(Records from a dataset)
- - -

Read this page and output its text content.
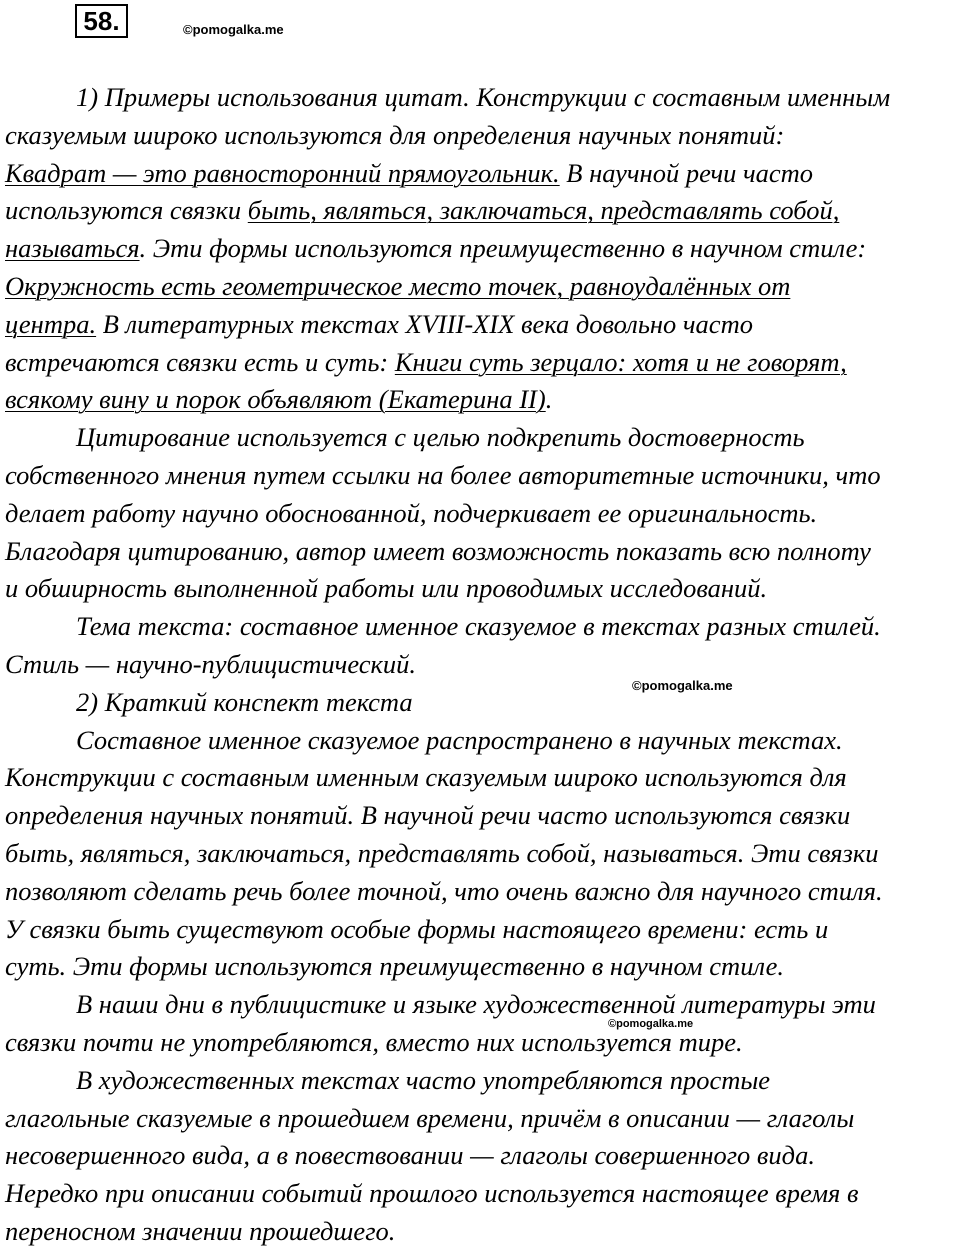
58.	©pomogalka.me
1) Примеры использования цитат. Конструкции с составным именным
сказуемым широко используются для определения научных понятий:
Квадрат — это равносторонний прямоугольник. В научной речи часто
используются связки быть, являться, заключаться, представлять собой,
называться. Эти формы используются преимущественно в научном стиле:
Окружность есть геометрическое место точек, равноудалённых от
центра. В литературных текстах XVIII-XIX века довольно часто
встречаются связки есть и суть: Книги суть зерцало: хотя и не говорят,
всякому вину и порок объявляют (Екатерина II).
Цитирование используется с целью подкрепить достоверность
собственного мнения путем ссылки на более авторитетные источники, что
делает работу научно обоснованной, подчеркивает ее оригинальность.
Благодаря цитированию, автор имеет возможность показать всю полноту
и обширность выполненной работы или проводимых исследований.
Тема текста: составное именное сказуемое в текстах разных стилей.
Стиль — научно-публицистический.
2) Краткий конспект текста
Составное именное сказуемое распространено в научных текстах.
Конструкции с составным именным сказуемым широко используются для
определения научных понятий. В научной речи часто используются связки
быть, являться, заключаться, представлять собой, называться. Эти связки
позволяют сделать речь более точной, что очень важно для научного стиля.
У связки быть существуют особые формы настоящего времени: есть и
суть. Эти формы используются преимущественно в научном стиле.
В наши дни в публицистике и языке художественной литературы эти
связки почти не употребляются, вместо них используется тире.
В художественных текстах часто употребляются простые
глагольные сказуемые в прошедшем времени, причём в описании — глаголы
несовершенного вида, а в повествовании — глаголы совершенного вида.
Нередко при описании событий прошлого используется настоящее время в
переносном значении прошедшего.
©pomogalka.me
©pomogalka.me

- - -

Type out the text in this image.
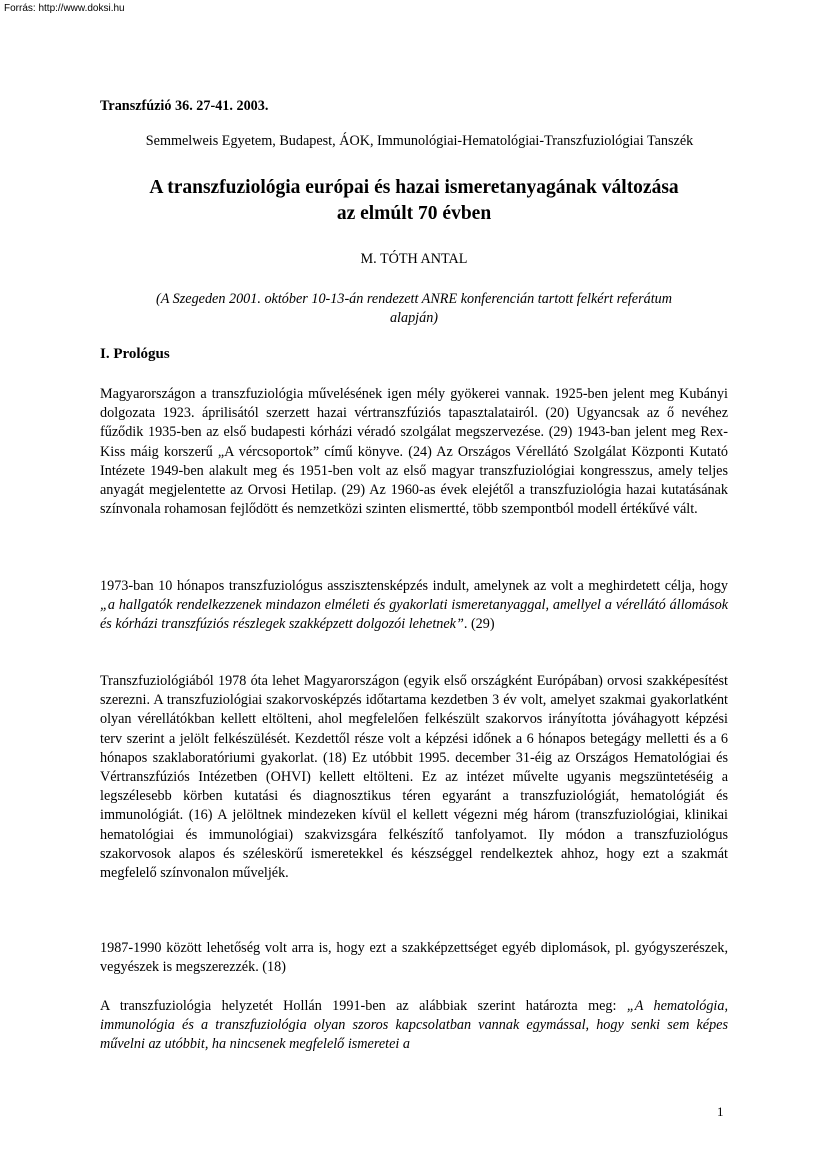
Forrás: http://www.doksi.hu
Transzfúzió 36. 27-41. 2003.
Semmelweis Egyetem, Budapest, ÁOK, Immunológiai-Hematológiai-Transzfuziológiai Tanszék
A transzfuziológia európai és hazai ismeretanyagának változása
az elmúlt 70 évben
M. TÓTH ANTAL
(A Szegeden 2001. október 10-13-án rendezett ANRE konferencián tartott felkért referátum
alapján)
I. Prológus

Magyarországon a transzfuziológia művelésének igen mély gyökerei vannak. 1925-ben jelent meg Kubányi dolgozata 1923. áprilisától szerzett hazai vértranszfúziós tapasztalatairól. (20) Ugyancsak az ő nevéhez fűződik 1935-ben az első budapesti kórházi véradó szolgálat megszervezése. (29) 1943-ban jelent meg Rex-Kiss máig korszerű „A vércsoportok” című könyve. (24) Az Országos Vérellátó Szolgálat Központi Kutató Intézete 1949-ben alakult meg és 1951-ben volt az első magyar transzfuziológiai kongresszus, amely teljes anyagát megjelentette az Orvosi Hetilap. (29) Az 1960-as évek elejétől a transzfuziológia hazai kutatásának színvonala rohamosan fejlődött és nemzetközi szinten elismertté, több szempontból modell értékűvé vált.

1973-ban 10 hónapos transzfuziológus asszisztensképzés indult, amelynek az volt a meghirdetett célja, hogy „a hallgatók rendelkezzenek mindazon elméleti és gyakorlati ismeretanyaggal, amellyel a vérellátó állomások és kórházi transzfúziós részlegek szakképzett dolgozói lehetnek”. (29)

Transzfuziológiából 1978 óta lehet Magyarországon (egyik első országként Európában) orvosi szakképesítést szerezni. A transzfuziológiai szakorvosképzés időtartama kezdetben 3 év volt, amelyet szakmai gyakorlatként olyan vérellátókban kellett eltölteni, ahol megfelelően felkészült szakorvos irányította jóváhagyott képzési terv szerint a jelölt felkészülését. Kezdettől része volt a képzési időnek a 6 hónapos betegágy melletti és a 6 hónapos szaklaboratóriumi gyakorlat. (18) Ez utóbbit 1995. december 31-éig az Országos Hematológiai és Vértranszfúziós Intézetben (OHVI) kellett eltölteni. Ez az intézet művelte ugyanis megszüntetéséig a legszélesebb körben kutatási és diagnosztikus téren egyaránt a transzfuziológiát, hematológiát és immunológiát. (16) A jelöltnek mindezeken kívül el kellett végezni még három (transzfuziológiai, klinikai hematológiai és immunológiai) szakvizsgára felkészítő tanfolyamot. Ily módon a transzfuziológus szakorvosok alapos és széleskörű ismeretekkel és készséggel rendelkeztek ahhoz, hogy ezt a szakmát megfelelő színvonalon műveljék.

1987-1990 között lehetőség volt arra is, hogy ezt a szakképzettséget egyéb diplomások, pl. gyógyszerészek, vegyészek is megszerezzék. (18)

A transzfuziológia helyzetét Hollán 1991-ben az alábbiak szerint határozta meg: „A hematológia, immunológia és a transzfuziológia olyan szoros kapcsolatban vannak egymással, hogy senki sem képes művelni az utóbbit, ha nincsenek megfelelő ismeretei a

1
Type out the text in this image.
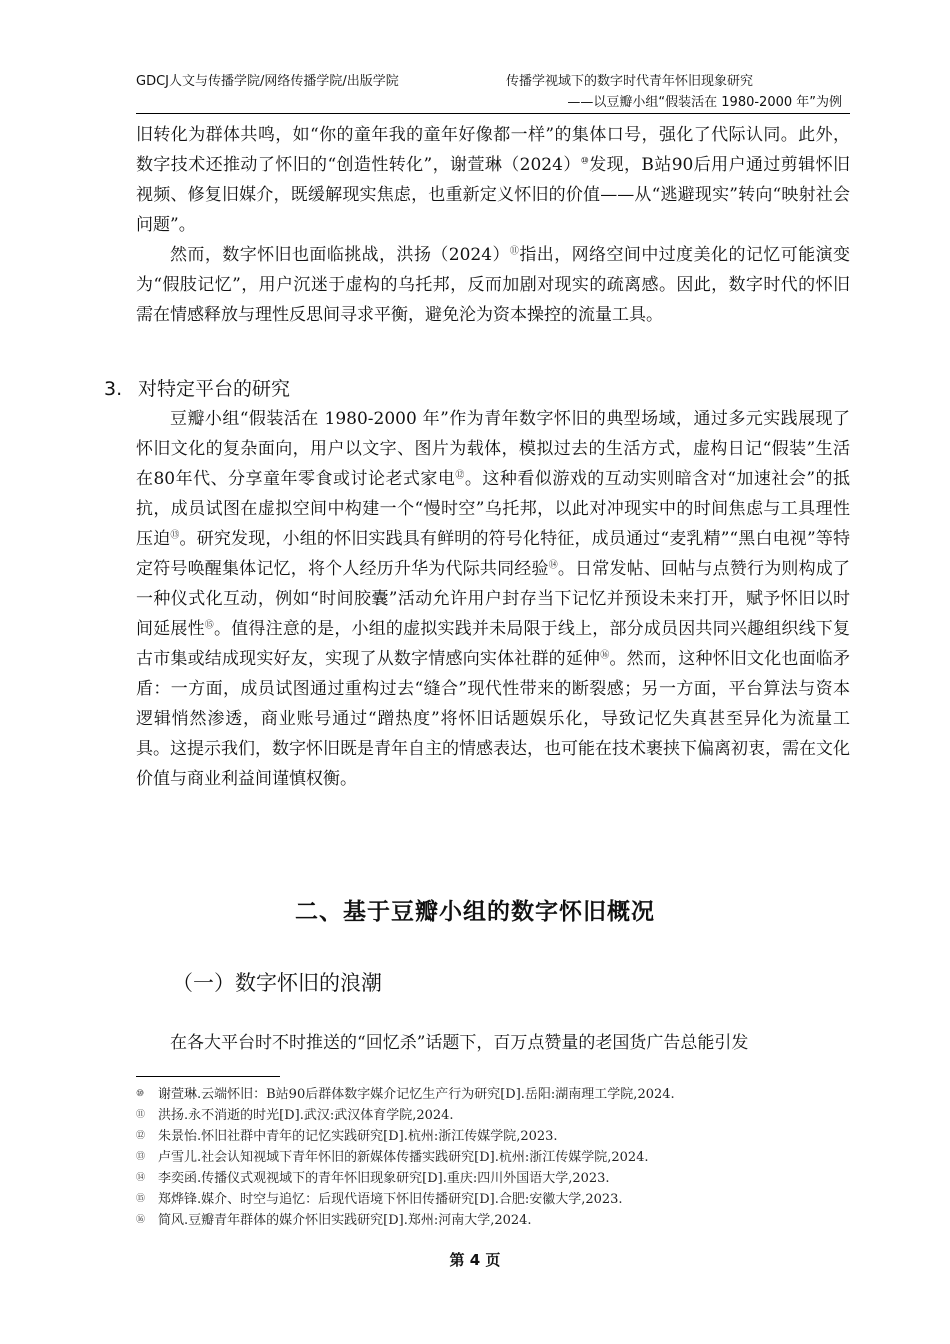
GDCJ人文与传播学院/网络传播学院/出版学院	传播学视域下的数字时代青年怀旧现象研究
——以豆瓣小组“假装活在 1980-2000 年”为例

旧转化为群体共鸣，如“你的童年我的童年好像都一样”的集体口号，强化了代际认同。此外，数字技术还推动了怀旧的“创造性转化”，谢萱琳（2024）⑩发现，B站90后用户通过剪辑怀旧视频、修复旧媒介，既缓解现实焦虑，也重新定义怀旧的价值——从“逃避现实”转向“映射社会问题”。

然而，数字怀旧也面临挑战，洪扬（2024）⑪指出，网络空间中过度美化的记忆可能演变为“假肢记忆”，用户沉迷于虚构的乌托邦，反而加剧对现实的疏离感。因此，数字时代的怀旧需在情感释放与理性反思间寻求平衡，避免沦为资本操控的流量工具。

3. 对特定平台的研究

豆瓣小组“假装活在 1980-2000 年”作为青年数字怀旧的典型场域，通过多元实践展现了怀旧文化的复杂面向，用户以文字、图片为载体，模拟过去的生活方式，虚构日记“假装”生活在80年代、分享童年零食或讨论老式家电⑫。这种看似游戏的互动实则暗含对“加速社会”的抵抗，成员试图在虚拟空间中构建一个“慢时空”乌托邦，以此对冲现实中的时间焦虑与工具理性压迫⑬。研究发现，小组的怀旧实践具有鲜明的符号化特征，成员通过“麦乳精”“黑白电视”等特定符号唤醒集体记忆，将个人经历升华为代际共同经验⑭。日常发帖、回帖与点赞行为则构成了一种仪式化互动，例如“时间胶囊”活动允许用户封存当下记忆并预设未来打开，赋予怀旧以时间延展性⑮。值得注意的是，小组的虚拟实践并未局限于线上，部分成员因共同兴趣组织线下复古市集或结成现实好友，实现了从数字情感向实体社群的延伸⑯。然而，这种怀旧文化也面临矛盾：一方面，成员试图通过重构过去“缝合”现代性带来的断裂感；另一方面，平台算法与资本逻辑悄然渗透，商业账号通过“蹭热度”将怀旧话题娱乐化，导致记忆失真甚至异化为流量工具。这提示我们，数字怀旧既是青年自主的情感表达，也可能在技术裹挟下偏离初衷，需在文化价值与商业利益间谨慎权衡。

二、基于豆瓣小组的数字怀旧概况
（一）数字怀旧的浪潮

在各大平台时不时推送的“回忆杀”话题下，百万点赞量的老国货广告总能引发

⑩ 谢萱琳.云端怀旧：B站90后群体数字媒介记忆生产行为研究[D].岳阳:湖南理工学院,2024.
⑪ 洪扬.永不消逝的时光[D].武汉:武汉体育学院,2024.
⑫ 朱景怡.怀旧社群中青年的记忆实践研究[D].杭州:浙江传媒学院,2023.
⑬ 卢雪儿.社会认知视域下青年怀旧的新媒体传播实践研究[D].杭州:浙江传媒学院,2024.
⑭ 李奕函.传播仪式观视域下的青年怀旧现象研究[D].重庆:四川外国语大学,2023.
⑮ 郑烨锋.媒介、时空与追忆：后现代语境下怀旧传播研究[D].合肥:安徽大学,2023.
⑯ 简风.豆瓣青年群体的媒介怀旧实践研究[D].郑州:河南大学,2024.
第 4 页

- - -

Pull every line containing "научном" out of the records.

называться. Эти формы используются преимущественно в научном стиле:
суть. Эти формы используются преимущественно в научном стиле.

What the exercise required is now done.